## [What the task asks]
Please render every line of the listing below as a JSON list of strings, one string per line, leaving out blank lines.

## [Items from a dataset]
------------------------------------------------
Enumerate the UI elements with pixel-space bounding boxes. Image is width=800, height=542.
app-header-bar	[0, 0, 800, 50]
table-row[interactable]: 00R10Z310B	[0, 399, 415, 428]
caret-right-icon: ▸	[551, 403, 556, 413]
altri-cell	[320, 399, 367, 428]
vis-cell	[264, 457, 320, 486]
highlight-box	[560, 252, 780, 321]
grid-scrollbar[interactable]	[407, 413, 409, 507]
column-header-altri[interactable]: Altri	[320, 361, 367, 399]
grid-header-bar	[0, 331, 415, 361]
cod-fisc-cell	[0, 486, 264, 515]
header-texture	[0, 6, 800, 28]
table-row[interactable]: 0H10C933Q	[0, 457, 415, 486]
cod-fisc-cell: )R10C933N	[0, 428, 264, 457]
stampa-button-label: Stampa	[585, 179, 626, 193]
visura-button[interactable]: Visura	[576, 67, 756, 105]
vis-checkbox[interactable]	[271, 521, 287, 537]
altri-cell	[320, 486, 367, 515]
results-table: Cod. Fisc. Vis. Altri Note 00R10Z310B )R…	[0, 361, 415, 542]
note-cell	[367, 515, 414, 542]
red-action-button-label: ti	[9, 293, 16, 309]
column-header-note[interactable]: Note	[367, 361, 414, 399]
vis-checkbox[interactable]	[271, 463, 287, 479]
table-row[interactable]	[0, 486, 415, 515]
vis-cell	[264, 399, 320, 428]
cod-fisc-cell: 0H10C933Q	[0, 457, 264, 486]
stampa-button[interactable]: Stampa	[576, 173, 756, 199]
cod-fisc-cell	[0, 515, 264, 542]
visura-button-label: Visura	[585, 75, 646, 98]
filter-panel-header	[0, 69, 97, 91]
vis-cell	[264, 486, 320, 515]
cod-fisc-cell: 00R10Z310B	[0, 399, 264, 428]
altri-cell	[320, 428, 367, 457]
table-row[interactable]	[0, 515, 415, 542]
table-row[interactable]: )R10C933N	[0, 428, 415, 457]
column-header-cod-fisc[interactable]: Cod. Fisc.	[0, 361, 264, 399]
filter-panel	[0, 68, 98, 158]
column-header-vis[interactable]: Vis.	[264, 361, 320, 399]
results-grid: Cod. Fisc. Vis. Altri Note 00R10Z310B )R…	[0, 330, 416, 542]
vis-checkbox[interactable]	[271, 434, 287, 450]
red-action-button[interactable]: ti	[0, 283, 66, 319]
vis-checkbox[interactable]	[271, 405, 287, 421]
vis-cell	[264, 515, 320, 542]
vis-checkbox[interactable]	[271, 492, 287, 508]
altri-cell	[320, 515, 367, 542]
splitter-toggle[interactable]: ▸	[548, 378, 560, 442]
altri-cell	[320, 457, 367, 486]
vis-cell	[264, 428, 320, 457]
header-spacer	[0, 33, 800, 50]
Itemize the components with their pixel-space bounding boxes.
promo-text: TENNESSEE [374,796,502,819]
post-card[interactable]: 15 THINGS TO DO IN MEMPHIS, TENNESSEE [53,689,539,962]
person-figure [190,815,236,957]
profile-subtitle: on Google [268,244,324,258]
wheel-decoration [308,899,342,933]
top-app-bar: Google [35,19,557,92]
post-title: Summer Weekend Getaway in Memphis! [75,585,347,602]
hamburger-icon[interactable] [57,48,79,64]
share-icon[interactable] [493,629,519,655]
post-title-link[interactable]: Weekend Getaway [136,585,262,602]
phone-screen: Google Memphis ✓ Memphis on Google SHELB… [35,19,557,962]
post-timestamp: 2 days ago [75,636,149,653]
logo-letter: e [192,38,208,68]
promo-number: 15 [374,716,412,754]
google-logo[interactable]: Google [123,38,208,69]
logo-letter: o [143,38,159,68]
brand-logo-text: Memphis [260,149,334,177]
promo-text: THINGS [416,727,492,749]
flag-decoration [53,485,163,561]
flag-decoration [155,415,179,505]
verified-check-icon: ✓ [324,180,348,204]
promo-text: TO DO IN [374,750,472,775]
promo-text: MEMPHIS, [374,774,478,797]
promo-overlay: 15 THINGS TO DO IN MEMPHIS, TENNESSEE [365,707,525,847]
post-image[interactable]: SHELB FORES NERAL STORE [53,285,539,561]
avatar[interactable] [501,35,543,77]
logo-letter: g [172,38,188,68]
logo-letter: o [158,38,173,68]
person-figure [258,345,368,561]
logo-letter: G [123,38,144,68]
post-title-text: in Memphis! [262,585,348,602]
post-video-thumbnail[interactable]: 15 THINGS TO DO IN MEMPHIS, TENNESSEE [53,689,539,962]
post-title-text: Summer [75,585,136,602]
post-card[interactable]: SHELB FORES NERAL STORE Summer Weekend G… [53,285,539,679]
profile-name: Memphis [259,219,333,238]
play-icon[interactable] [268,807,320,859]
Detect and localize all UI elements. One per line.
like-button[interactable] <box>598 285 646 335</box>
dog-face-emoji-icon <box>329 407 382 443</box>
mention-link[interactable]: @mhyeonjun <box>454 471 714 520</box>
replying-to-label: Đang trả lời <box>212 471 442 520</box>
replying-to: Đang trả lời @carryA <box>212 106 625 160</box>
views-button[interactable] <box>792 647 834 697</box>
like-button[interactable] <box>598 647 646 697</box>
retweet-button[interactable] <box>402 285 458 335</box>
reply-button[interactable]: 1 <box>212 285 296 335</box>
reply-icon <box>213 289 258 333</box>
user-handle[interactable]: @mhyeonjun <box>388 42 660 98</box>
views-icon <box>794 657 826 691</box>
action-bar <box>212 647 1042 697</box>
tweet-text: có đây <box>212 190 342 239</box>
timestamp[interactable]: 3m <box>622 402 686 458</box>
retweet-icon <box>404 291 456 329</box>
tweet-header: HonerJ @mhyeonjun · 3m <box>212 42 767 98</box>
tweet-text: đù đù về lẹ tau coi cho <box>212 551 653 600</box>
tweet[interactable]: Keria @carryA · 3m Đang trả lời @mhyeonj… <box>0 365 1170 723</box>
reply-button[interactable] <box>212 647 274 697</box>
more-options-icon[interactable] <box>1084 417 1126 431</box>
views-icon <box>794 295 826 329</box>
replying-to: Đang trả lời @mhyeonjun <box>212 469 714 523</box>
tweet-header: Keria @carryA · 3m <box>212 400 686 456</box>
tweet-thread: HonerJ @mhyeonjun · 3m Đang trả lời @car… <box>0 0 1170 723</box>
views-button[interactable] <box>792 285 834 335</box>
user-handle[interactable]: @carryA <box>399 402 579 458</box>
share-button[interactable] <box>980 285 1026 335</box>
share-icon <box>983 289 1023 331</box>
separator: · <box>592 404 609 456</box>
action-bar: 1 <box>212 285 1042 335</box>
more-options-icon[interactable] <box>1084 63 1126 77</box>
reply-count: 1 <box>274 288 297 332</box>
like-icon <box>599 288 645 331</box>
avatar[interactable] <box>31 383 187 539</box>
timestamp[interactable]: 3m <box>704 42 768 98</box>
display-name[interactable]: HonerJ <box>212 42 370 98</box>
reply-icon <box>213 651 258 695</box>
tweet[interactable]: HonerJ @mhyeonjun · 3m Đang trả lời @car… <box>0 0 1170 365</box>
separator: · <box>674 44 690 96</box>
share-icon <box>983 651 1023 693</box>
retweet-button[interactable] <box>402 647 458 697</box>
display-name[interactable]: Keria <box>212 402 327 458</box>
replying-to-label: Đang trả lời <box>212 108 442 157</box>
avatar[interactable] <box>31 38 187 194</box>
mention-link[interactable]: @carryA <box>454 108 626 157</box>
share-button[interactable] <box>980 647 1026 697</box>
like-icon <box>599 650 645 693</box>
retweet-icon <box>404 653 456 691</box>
------------------------------------------------
## [Response]
[
  "Enumerate the UI elements with pixel-space bounding boxes. Image is width=800, height=542.",
  "app-header-bar\t[0, 0, 800, 50]",
  "table-row[interactable]: 00R10Z310B\t[0, 399, 415, 428]",
  "caret-right-icon: ▸\t[551, 403, 556, 413]",
  "altri-cell\t[320, 399, 367, 428]",
  "vis-cell\t[264, 457, 320, 486]",
  "highlight-box\t[560, 252, 780, 321]",
  "grid-scrollbar[interactable]\t[407, 413, 409, 507]",
  "column-header-altri[interactable]: Altri\t[320, 361, 367, 399]",
  "grid-header-bar\t[0, 331, 415, 361]",
  "cod-fisc-cell\t[0, 486, 264, 515]",
  "header-texture\t[0, 6, 800, 28]",
  "table-row[interactable]: 0H10C933Q\t[0, 457, 415, 486]",
  "cod-fisc-cell: )R10C933N\t[0, 428, 264, 457]",
  "stampa-button-label: Stampa\t[585, 179, 626, 193]",
  "visura-button[interactable]: Visura\t[576, 67, 756, 105]",
  "vis-checkbox[interactable]\t[271, 521, 287, 537]",
  "altri-cell\t[320, 486, 367, 515]",
  "results-table: Cod. Fisc. Vis. Altri Note 00R10Z310B )R…\t[0, 361, 415, 542]",
  "note-cell\t[367, 515, 414, 542]",
  "red-action-button-label: ti\t[9, 293, 16, 309]",
  "column-header-note[interactable]: Note\t[367, 361, 414, 399]",
  "vis-checkbox[interactable]\t[271, 463, 287, 479]",
  "table-row[interactable]\t[0, 486, 415, 515]",
  "vis-cell\t[264, 399, 320, 428]",
  "cod-fisc-cell: 0H10C933Q\t[0, 457, 264, 486]",
  "stampa-button[interactable]: Stampa\t[576, 173, 756, 199]",
  "cod-fisc-cell\t[0, 515, 264, 542]",
  "visura-button-label: Visura\t[585, 75, 646, 98]",
  "filter-panel-header\t[0, 69, 97, 91]",
  "vis-cell\t[264, 486, 320, 515]",
  "cod-fisc-cell: 00R10Z310B\t[0, 399, 264, 428]",
  "altri-cell\t[320, 428, 367, 457]",
  "table-row[interactable]\t[0, 515, 415, 542]",
  "table-row[interactable]: )R10C933N\t[0, 428, 415, 457]",
  "column-header-cod-fisc[interactable]: Cod. Fisc.\t[0, 361, 264, 399]",
  "filter-panel\t[0, 68, 98, 158]",
  "column-header-vis[interactable]: Vis.\t[264, 361, 320, 399]",
  "results-grid: Cod. Fisc. Vis. Altri Note 00R10Z310B )R…\t[0, 330, 416, 542]",
  "vis-checkbox[interactable]\t[271, 434, 287, 450]",
  "red-action-button[interactable]: ti\t[0, 283, 66, 319]",
  "vis-checkbox[interactable]\t[271, 405, 287, 421]",
  "vis-cell\t[264, 515, 320, 542]",
  "vis-checkbox[interactable]\t[271, 492, 287, 508]",
  "altri-cell\t[320, 515, 367, 542]",
  "splitter-toggle[interactable]: ▸\t[548, 378, 560, 442]",
  "altri-cell\t[320, 457, 367, 486]",
  "vis-cell\t[264, 428, 320, 457]",
  "header-spacer\t[0, 33, 800, 50]",
  "Itemize the components with their pixel-space bounding boxes.",
  "promo-text: TENNESSEE [374,796,502,819]",
  "post-card[interactable]: 15 THINGS TO DO IN MEMPHIS, TENNESSEE [53,689,539,962]",
  "person-figure [190,815,236,957]",
  "profile-subtitle: on Google [268,244,324,258]",
  "wheel-decoration [308,899,342,933]",
  "top-app-bar: Google [35,19,557,92]",
  "post-title: Summer Weekend Getaway in Memphis! [75,585,347,602]",
  "hamburger-icon[interactable] [57,48,79,64]",
  "share-icon[interactable] [493,629,519,655]",
  "post-title-link[interactable]: Weekend Getaway [136,585,262,602]",
  "phone-screen: Google Memphis ✓ Memphis on Google SHELB… [35,19,557,962]",
  "post-timestamp: 2 days ago [75,636,149,653]",
  "logo-letter: e [192,38,208,68]",
  "promo-number: 15 [374,716,412,754]",
  "google-logo[interactable]: Google [123,38,208,69]",
  "logo-letter: o [143,38,159,68]",
  "brand-logo-text: Memphis [260,149,334,177]",
  "promo-text: THINGS [416,727,492,749]",
  "flag-decoration [53,485,163,561]",
  "flag-decoration [155,415,179,505]",
  "verified-check-icon: ✓ [324,180,348,204]",
  "promo-text: TO DO IN [374,750,472,775]",
  "promo-text: MEMPHIS, [374,774,478,797]",
  "promo-overlay: 15 THINGS TO DO IN MEMPHIS, TENNESSEE [365,707,525,847]",
  "post-image[interactable]: SHELB FORES NERAL STORE [53,285,539,561]",
  "avatar[interactable] [501,35,543,77]",
  "logo-letter: g [172,38,188,68]",
  "logo-letter: o [158,38,173,68]",
  "person-figure [258,345,368,561]",
  "logo-letter: G [123,38,144,68]",
  "post-title-text: in Memphis! [262,585,348,602]",
  "post-video-thumbnail[interactable]: 15 THINGS TO DO IN MEMPHIS, TENNESSEE [53,689,539,962]",
  "post-title-text: Summer [75,585,136,602]",
  "post-card[interactable]: SHELB FORES NERAL STORE Summer Weekend G… [53,285,539,679]",
  "profile-name: Memphis [259,219,333,238]",
  "play-icon[interactable] [268,807,320,859]",
  "Detect and localize all UI elements. One per line.",
  "like-button[interactable] <box>598 285 646 335</box>",
  "dog-face-emoji-icon <box>329 407 382 443</box>",
  "mention-link[interactable]: @mhyeonjun <box>454 471 714 520</box>",
  "replying-to-label: Đang trả lời <box>212 471 442 520</box>",
  "replying-to: Đang trả lời @carryA <box>212 106 625 160</box>",
  "views-button[interactable] <box>792 647 834 697</box>",
  "like-button[interactable] <box>598 647 646 697</box>",
  "retweet-button[interactable] <box>402 285 458 335</box>",
  "reply-button[interactable]: 1 <box>212 285 296 335</box>",
  "reply-icon <box>213 289 258 333</box>",
  "user-handle[interactable]: @mhyeonjun <box>388 42 660 98</box>",
  "views-icon <box>794 657 826 691</box>",
  "action-bar <box>212 647 1042 697</box>",
  "tweet-text: có đây <box>212 190 342 239</box>",
  "timestamp[interactable]: 3m <box>622 402 686 458</box>",
  "retweet-icon <box>404 291 456 329</box>",
  "tweet-header: HonerJ @mhyeonjun · 3m <box>212 42 767 98</box>",
  "tweet-text: đù đù về lẹ tau coi cho <box>212 551 653 600</box>",
  "tweet[interactable]: Keria @carryA · 3m Đang trả lời @mhyeonj… <box>0 365 1170 723</box>",
  "reply-button[interactable] <box>212 647 274 697</box>",
  "more-options-icon[interactable] <box>1084 417 1126 431</box>",
  "views-icon <box>794 295 826 329</box>",
  "replying-to: Đang trả lời @mhyeonjun <box>212 469 714 523</box>",
  "tweet-header: Keria @carryA · 3m <box>212 400 686 456</box>",
  "tweet-thread: HonerJ @mhyeonjun · 3m Đang trả lời @car… <box>0 0 1170 723</box>",
  "views-button[interactable] <box>792 285 834 335</box>",
  "user-handle[interactable]: @carryA <box>399 402 579 458</box>",
  "share-button[interactable] <box>980 285 1026 335</box>",
  "share-icon <box>983 289 1023 331</box>",
  "separator: · <box>592 404 609 456</box>",
  "action-bar: 1 <box>212 285 1042 335</box>",
  "more-options-icon[interactable] <box>1084 63 1126 77</box>",
  "reply-count: 1 <box>274 288 297 332</box>",
  "like-icon <box>599 288 645 331</box>",
  "avatar[interactable] <box>31 383 187 539</box>",
  "timestamp[interactable]: 3m <box>704 42 768 98</box>",
  "display-name[interactable]: HonerJ <box>212 42 370 98</box>",
  "reply-icon <box>213 651 258 695</box>",
  "tweet[interactable]: HonerJ @mhyeonjun · 3m Đang trả lời @car… <box>0 0 1170 365</box>",
  "separator: · <box>674 44 690 96</box>",
  "share-icon <box>983 651 1023 693</box>",
  "retweet-button[interactable] <box>402 647 458 697</box>",
  "display-name[interactable]: Keria <box>212 402 327 458</box>",
  "replying-to-label: Đang trả lời <box>212 108 442 157</box>",
  "avatar[interactable] <box>31 38 187 194</box>",
  "mention-link[interactable]: @carryA <box>454 108 626 157</box>",
  "share-button[interactable] <box>980 647 1026 697</box>",
  "like-icon <box>599 650 645 693</box>",
  "retweet-icon <box>404 653 456 691</box>"
]